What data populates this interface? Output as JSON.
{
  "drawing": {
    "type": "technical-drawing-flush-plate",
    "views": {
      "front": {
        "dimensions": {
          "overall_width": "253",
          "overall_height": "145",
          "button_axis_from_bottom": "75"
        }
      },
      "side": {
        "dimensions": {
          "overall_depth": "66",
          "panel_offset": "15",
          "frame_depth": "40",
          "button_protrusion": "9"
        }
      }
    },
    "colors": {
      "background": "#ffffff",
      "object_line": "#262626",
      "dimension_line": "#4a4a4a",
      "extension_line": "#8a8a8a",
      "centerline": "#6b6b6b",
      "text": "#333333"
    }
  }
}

==

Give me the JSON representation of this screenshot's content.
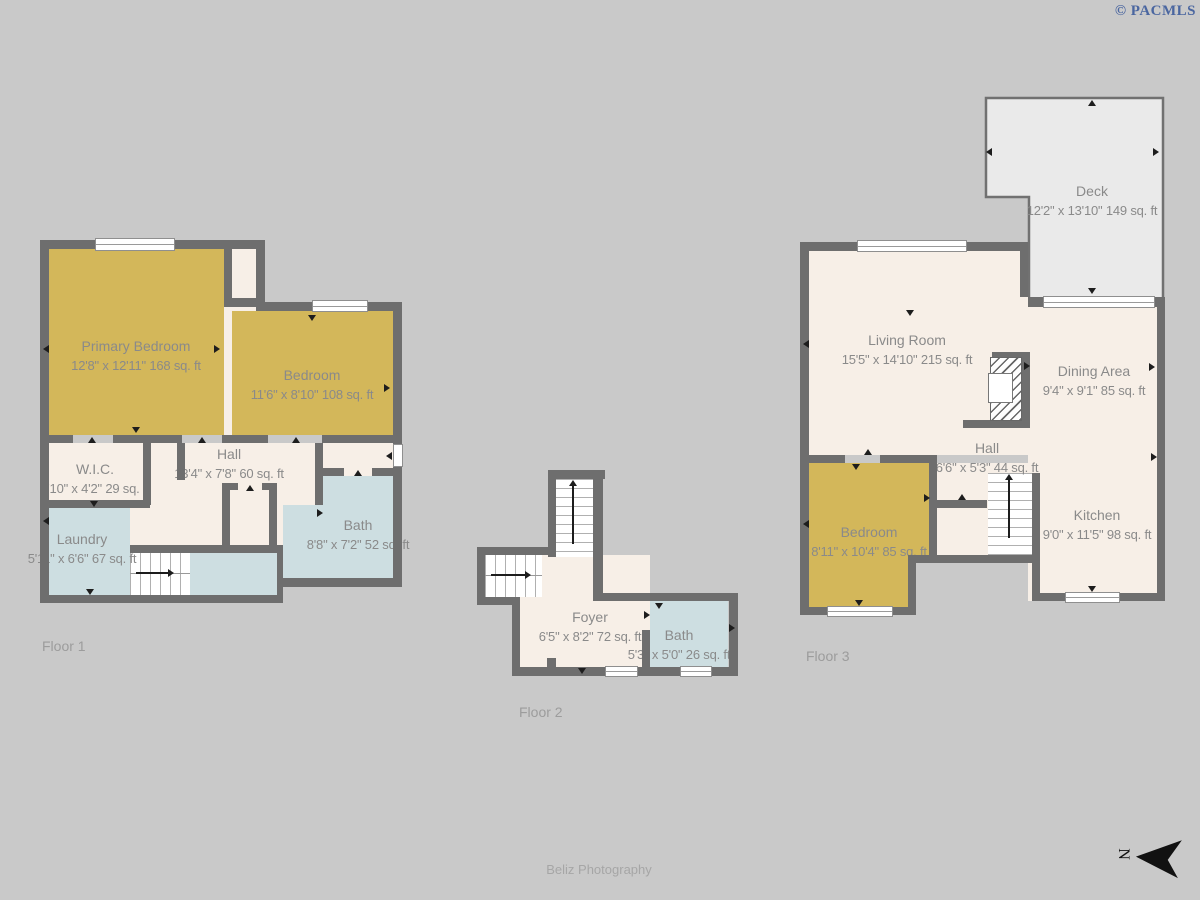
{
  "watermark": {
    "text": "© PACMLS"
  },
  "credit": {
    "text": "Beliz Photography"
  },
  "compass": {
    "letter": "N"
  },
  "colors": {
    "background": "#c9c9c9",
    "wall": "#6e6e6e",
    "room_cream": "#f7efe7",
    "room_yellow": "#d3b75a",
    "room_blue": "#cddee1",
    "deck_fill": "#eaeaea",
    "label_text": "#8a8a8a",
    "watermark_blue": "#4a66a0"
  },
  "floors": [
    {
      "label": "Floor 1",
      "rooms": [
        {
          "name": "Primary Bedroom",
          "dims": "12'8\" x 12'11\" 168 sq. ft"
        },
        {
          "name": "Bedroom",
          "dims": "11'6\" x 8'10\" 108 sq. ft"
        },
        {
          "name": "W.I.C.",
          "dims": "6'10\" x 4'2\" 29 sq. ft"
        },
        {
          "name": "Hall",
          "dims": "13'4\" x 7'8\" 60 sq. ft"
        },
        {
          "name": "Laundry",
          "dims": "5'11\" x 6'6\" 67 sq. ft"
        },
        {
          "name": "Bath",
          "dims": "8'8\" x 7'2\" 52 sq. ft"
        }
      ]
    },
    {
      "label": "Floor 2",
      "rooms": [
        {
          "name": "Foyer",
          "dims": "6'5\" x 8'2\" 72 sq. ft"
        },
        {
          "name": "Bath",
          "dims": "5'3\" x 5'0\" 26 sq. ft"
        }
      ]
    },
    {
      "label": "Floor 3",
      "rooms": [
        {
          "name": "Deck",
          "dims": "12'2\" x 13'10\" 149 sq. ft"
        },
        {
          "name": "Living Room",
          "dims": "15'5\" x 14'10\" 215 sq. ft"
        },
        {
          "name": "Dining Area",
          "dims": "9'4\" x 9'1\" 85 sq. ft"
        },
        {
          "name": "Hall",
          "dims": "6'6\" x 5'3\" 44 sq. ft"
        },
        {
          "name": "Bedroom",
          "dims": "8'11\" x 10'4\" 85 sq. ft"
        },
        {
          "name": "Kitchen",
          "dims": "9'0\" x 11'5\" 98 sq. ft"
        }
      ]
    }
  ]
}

--

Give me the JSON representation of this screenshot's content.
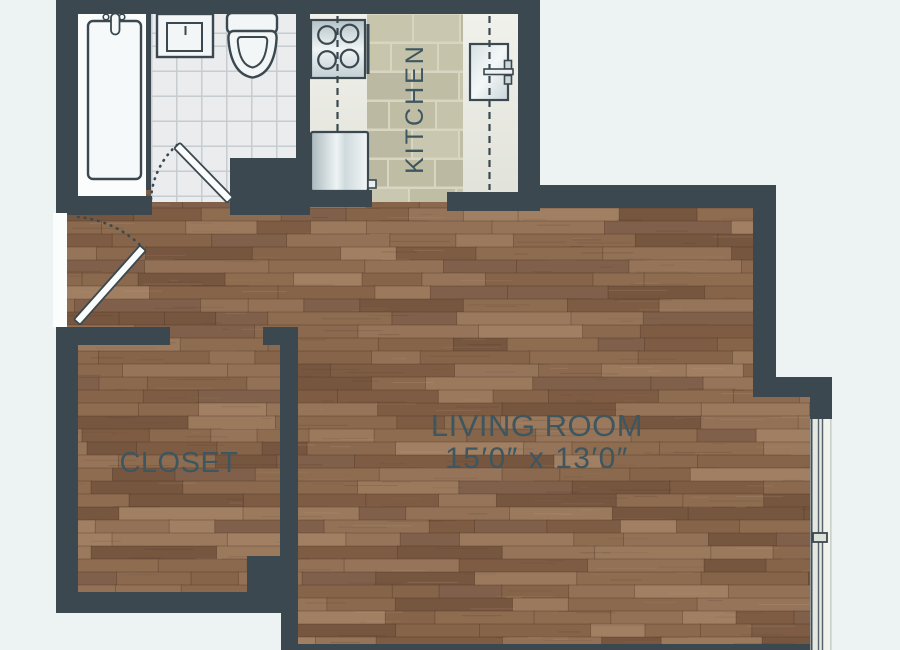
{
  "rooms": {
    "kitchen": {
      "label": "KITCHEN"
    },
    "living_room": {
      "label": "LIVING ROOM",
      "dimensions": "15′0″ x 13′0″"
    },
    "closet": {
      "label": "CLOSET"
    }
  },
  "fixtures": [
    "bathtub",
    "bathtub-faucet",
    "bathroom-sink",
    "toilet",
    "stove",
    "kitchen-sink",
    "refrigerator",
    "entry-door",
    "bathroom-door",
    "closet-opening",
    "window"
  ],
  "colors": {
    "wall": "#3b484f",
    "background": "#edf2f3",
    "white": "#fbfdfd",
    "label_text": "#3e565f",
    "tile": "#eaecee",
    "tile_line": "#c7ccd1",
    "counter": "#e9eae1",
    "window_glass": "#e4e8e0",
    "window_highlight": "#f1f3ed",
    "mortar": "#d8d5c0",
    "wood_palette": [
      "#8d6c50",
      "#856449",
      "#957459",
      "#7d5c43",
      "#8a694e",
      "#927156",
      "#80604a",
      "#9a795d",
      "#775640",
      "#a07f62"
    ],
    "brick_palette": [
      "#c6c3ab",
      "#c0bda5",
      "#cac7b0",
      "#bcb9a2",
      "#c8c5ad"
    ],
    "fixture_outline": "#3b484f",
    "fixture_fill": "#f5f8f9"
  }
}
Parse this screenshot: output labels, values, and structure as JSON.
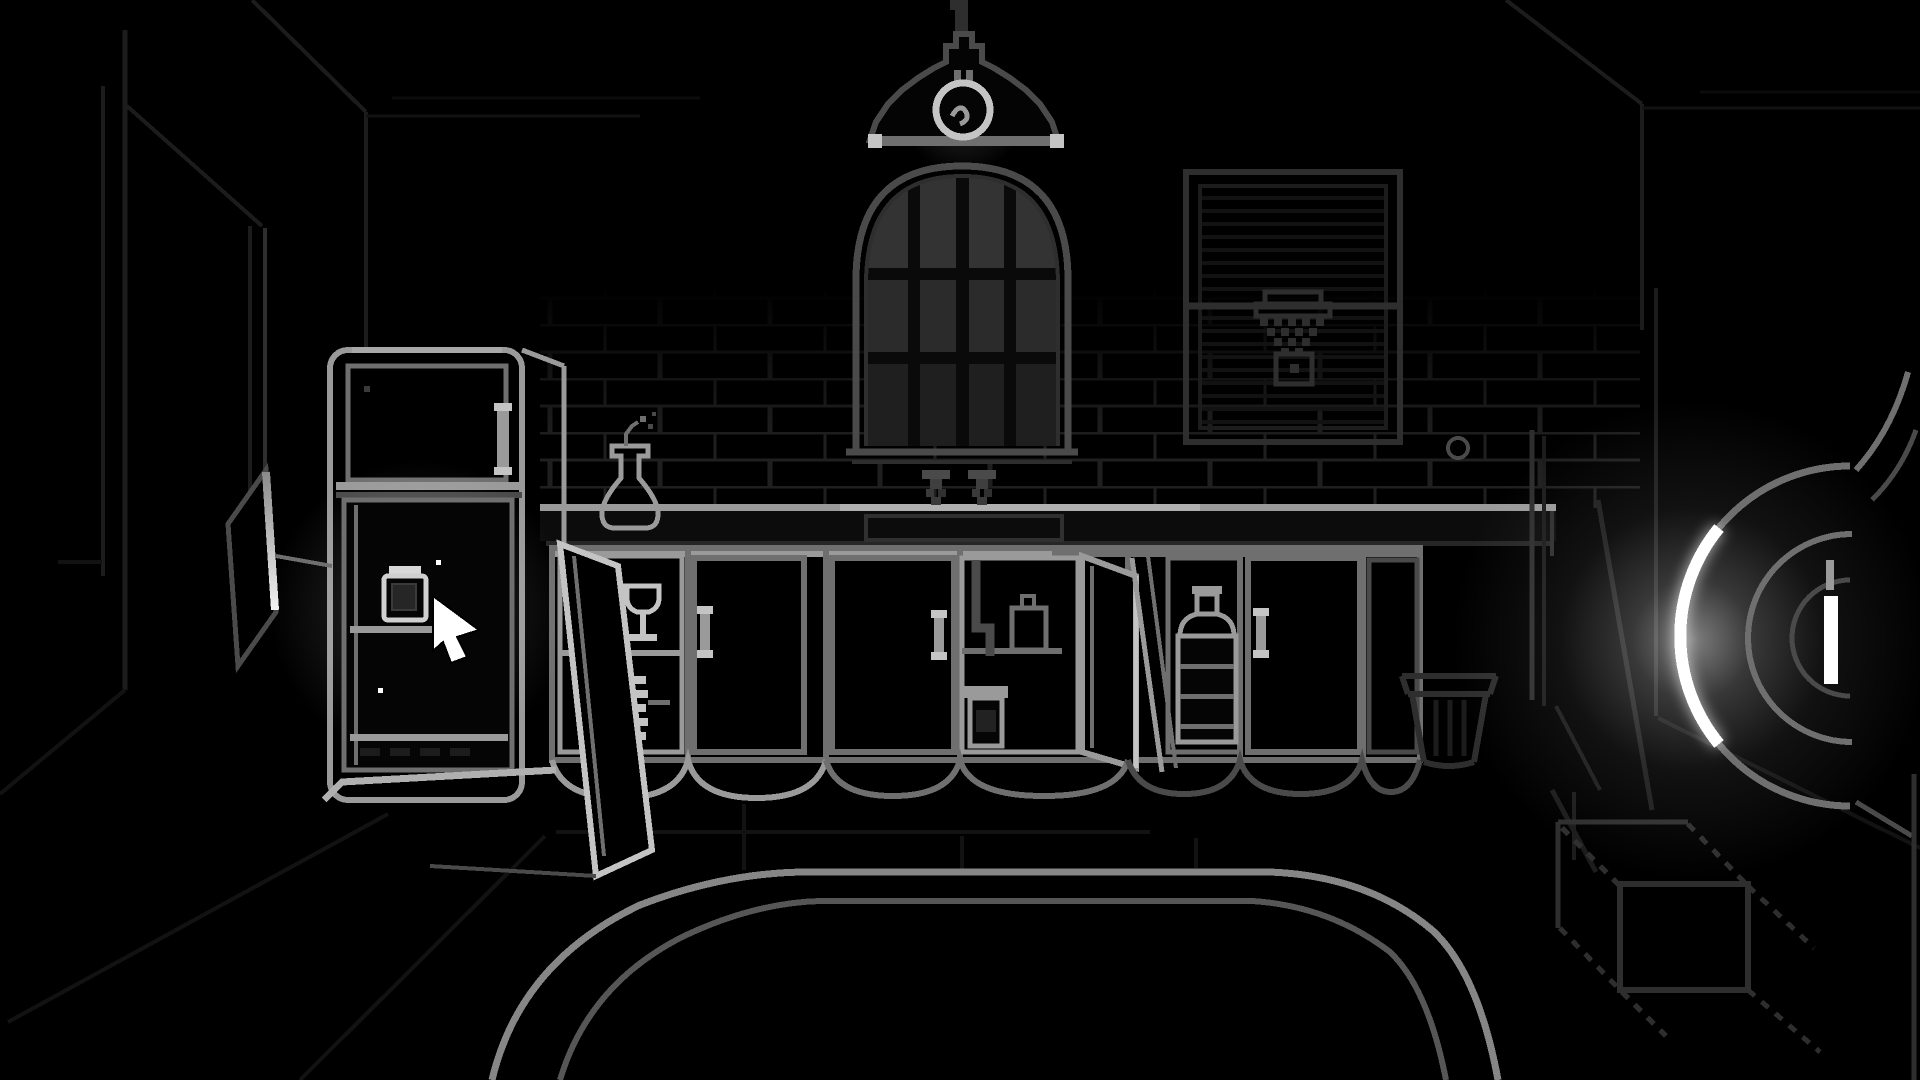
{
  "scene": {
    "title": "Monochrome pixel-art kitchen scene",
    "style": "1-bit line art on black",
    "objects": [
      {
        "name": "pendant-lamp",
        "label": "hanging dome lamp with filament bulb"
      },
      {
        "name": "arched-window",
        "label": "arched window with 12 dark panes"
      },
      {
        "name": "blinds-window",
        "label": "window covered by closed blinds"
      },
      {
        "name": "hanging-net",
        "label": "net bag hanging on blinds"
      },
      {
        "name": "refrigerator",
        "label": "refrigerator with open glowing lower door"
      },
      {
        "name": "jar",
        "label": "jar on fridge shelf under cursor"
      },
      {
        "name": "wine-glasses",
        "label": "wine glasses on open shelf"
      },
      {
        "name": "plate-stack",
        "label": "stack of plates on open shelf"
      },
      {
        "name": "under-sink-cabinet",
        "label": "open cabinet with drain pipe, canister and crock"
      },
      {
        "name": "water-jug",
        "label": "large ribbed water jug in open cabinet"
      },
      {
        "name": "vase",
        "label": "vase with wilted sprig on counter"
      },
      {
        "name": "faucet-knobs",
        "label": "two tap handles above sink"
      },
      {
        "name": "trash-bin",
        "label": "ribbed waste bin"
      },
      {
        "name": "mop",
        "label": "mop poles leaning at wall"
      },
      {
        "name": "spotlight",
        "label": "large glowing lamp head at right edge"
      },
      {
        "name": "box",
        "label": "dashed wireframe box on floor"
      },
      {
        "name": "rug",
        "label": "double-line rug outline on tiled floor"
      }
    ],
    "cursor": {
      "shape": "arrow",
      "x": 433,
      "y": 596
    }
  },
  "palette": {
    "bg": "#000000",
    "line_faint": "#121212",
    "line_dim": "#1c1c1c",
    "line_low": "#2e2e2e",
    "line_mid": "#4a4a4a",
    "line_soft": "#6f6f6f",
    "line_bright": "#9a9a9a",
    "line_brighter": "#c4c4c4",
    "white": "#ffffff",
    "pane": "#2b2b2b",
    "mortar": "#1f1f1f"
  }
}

_CHALLENGE_: Report how many lines in this data include the string "drawing", and nothing else.

_ANSWER IN FULL_: 2